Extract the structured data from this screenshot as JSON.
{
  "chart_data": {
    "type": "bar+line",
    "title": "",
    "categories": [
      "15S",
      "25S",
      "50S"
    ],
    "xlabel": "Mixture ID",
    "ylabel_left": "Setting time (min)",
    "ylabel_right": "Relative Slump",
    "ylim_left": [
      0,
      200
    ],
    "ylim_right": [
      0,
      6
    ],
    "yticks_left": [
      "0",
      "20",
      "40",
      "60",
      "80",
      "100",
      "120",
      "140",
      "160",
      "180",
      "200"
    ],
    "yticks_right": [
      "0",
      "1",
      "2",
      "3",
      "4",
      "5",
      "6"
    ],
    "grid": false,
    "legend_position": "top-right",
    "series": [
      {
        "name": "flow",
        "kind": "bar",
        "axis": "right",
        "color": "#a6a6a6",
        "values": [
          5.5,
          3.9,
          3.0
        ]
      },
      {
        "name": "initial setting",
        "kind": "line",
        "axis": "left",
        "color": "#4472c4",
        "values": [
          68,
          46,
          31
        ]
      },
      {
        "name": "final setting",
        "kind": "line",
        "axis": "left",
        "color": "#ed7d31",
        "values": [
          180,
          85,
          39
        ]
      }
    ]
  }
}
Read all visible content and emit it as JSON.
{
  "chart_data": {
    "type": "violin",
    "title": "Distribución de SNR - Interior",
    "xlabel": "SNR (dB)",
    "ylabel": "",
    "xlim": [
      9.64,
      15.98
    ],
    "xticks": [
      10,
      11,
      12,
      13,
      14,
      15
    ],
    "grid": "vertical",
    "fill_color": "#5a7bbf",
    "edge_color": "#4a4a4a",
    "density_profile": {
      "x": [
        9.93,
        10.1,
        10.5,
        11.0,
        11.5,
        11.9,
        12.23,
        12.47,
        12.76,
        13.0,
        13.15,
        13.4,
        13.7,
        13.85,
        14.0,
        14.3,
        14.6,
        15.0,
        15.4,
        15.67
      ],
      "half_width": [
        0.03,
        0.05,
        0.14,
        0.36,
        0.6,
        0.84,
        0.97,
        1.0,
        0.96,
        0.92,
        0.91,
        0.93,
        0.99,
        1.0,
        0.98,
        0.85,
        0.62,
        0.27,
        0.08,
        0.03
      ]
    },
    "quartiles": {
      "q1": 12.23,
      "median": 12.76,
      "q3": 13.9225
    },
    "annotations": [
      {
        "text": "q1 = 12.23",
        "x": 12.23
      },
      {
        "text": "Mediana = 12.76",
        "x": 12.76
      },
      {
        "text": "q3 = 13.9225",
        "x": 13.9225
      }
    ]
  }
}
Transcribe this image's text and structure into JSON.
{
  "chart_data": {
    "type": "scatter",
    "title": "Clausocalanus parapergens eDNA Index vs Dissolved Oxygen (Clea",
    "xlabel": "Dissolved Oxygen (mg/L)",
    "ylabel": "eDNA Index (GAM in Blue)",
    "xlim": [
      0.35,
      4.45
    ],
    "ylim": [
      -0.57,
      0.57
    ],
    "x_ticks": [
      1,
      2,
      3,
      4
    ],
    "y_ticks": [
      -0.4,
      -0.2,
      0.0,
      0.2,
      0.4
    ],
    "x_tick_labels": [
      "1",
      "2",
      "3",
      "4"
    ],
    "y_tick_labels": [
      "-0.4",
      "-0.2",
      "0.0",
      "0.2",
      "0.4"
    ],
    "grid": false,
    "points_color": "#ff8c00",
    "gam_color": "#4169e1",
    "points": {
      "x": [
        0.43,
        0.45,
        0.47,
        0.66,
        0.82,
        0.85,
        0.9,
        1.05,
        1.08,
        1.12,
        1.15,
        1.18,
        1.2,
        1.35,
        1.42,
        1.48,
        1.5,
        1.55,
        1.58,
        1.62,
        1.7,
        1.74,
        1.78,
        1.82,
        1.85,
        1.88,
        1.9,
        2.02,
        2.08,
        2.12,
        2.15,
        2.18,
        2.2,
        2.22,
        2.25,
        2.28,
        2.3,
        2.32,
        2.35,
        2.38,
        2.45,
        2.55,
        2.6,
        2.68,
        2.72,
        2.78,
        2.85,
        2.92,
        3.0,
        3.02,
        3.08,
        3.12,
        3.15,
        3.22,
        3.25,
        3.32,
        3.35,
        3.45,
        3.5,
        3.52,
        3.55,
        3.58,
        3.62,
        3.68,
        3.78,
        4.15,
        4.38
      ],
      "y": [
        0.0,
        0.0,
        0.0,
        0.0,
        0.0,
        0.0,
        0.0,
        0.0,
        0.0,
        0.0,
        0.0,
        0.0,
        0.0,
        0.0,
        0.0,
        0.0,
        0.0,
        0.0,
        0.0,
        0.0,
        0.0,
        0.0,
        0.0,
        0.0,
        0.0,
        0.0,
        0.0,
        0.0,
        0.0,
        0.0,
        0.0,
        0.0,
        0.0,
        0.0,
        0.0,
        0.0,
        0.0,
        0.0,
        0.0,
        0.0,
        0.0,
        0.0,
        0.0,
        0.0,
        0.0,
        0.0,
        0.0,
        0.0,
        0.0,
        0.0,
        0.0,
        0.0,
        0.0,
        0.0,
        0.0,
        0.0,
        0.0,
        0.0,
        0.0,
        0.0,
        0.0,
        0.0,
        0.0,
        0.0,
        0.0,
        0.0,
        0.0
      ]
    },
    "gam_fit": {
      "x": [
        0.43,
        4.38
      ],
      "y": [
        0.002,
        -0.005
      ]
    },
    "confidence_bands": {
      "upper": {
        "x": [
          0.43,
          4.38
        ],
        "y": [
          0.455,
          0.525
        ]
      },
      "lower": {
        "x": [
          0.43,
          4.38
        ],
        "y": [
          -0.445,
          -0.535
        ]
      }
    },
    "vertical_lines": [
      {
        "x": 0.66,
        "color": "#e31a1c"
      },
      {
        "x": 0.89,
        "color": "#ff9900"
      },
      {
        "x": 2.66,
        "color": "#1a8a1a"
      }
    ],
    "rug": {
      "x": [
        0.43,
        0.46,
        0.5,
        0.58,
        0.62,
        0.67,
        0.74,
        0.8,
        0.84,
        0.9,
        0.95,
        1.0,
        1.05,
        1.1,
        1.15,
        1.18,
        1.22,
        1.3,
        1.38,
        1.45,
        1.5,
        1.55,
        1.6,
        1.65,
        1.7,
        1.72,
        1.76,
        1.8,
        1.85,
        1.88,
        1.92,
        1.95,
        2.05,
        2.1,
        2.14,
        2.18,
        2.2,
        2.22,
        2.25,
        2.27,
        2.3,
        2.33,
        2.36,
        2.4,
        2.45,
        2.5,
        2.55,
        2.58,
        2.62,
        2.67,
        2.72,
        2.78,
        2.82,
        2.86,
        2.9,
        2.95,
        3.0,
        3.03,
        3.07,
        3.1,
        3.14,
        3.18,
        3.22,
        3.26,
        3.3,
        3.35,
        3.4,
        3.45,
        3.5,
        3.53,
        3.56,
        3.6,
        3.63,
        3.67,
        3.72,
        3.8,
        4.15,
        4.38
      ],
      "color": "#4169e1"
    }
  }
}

——

Brief
Transcribe each record exactly. Leave nothing out.

Result of the exercise
Extract the structured data from this screenshot as JSON.
{
  "chart_data": {
    "type": "bar+line",
    "title": "",
    "categories": [
      "15S",
      "25S",
      "50S"
    ],
    "xlabel": "Mixture ID",
    "ylabel_left": "Setting time (min)",
    "ylabel_right": "Relative Slump",
    "ylim_left": [
      0,
      200
    ],
    "ylim_right": [
      0,
      6
    ],
    "yticks_left": [
      "0",
      "20",
      "40",
      "60",
      "80",
      "100",
      "120",
      "140",
      "160",
      "180",
      "200"
    ],
    "yticks_right": [
      "0",
      "1",
      "2",
      "3",
      "4",
      "5",
      "6"
    ],
    "grid": false,
    "legend_position": "top-right",
    "series": [
      {
        "name": "flow",
        "kind": "bar",
        "axis": "right",
        "color": "#a6a6a6",
        "values": [
          5.5,
          3.9,
          3.0
        ]
      },
      {
        "name": "initial setting",
        "kind": "line",
        "axis": "left",
        "color": "#4472c4",
        "values": [
          68,
          46,
          31
        ]
      },
      {
        "name": "final setting",
        "kind": "line",
        "axis": "left",
        "color": "#ed7d31",
        "values": [
          180,
          85,
          39
        ]
      }
    ]
  }
}
Read all visible content and emit it as JSON.
{
  "chart_data": {
    "type": "violin",
    "title": "Distribución de SNR - Interior",
    "xlabel": "SNR (dB)",
    "ylabel": "",
    "xlim": [
      9.64,
      15.98
    ],
    "xticks": [
      10,
      11,
      12,
      13,
      14,
      15
    ],
    "grid": "vertical",
    "fill_color": "#5a7bbf",
    "edge_color": "#4a4a4a",
    "density_profile": {
      "x": [
        9.93,
        10.1,
        10.5,
        11.0,
        11.5,
        11.9,
        12.23,
        12.47,
        12.76,
        13.0,
        13.15,
        13.4,
        13.7,
        13.85,
        14.0,
        14.3,
        14.6,
        15.0,
        15.4,
        15.67
      ],
      "half_width": [
        0.03,
        0.05,
        0.14,
        0.36,
        0.6,
        0.84,
        0.97,
        1.0,
        0.96,
        0.92,
        0.91,
        0.93,
        0.99,
        1.0,
        0.98,
        0.85,
        0.62,
        0.27,
        0.08,
        0.03
      ]
    },
    "quartiles": {
      "q1": 12.23,
      "median": 12.76,
      "q3": 13.9225
    },
    "annotations": [
      {
        "text": "q1 = 12.23",
        "x": 12.23
      },
      {
        "text": "Mediana = 12.76",
        "x": 12.76
      },
      {
        "text": "q3 = 13.9225",
        "x": 13.9225
      }
    ]
  }
}
Transcribe this image's text and structure into JSON.
{
  "chart_data": {
    "type": "scatter",
    "title": "Clausocalanus parapergens eDNA Index vs Dissolved Oxygen (Clea",
    "xlabel": "Dissolved Oxygen (mg/L)",
    "ylabel": "eDNA Index (GAM in Blue)",
    "xlim": [
      0.35,
      4.45
    ],
    "ylim": [
      -0.57,
      0.57
    ],
    "x_ticks": [
      1,
      2,
      3,
      4
    ],
    "y_ticks": [
      -0.4,
      -0.2,
      0.0,
      0.2,
      0.4
    ],
    "x_tick_labels": [
      "1",
      "2",
      "3",
      "4"
    ],
    "y_tick_labels": [
      "-0.4",
      "-0.2",
      "0.0",
      "0.2",
      "0.4"
    ],
    "grid": false,
    "points_color": "#ff8c00",
    "gam_color": "#4169e1",
    "points": {
      "x": [
        0.43,
        0.45,
        0.47,
        0.66,
        0.82,
        0.85,
        0.9,
        1.05,
        1.08,
        1.12,
        1.15,
        1.18,
        1.2,
        1.35,
        1.42,
        1.48,
        1.5,
        1.55,
        1.58,
        1.62,
        1.7,
        1.74,
        1.78,
        1.82,
        1.85,
        1.88,
        1.9,
        2.02,
        2.08,
        2.12,
        2.15,
        2.18,
        2.2,
        2.22,
        2.25,
        2.28,
        2.3,
        2.32,
        2.35,
        2.38,
        2.45,
        2.55,
        2.6,
        2.68,
        2.72,
        2.78,
        2.85,
        2.92,
        3.0,
        3.02,
        3.08,
        3.12,
        3.15,
        3.22,
        3.25,
        3.32,
        3.35,
        3.45,
        3.5,
        3.52,
        3.55,
        3.58,
        3.62,
        3.68,
        3.78,
        4.15,
        4.38
      ],
      "y": [
        0.0,
        0.0,
        0.0,
        0.0,
        0.0,
        0.0,
        0.0,
        0.0,
        0.0,
        0.0,
        0.0,
        0.0,
        0.0,
        0.0,
        0.0,
        0.0,
        0.0,
        0.0,
        0.0,
        0.0,
        0.0,
        0.0,
        0.0,
        0.0,
        0.0,
        0.0,
        0.0,
        0.0,
        0.0,
        0.0,
        0.0,
        0.0,
        0.0,
        0.0,
        0.0,
        0.0,
        0.0,
        0.0,
        0.0,
        0.0,
        0.0,
        0.0,
        0.0,
        0.0,
        0.0,
        0.0,
        0.0,
        0.0,
        0.0,
        0.0,
        0.0,
        0.0,
        0.0,
        0.0,
        0.0,
        0.0,
        0.0,
        0.0,
        0.0,
        0.0,
        0.0,
        0.0,
        0.0,
        0.0,
        0.0,
        0.0,
        0.0
      ]
    },
    "gam_fit": {
      "x": [
        0.43,
        4.38
      ],
      "y": [
        0.002,
        -0.005
      ]
    },
    "confidence_bands": {
      "upper": {
        "x": [
          0.43,
          4.38
        ],
        "y": [
          0.455,
          0.525
        ]
      },
      "lower": {
        "x": [
          0.43,
          4.38
        ],
        "y": [
          -0.445,
          -0.535
        ]
      }
    },
    "vertical_lines": [
      {
        "x": 0.66,
        "color": "#e31a1c"
      },
      {
        "x": 0.89,
        "color": "#ff9900"
      },
      {
        "x": 2.66,
        "color": "#1a8a1a"
      }
    ],
    "rug": {
      "x": [
        0.43,
        0.46,
        0.5,
        0.58,
        0.62,
        0.67,
        0.74,
        0.8,
        0.84,
        0.9,
        0.95,
        1.0,
        1.05,
        1.1,
        1.15,
        1.18,
        1.22,
        1.3,
        1.38,
        1.45,
        1.5,
        1.55,
        1.6,
        1.65,
        1.7,
        1.72,
        1.76,
        1.8,
        1.85,
        1.88,
        1.92,
        1.95,
        2.05,
        2.1,
        2.14,
        2.18,
        2.2,
        2.22,
        2.25,
        2.27,
        2.3,
        2.33,
        2.36,
        2.4,
        2.45,
        2.5,
        2.55,
        2.58,
        2.62,
        2.67,
        2.72,
        2.78,
        2.82,
        2.86,
        2.9,
        2.95,
        3.0,
        3.03,
        3.07,
        3.1,
        3.14,
        3.18,
        3.22,
        3.26,
        3.3,
        3.35,
        3.4,
        3.45,
        3.5,
        3.53,
        3.56,
        3.6,
        3.63,
        3.67,
        3.72,
        3.8,
        4.15,
        4.38
      ],
      "color": "#4169e1"
    }
  }
}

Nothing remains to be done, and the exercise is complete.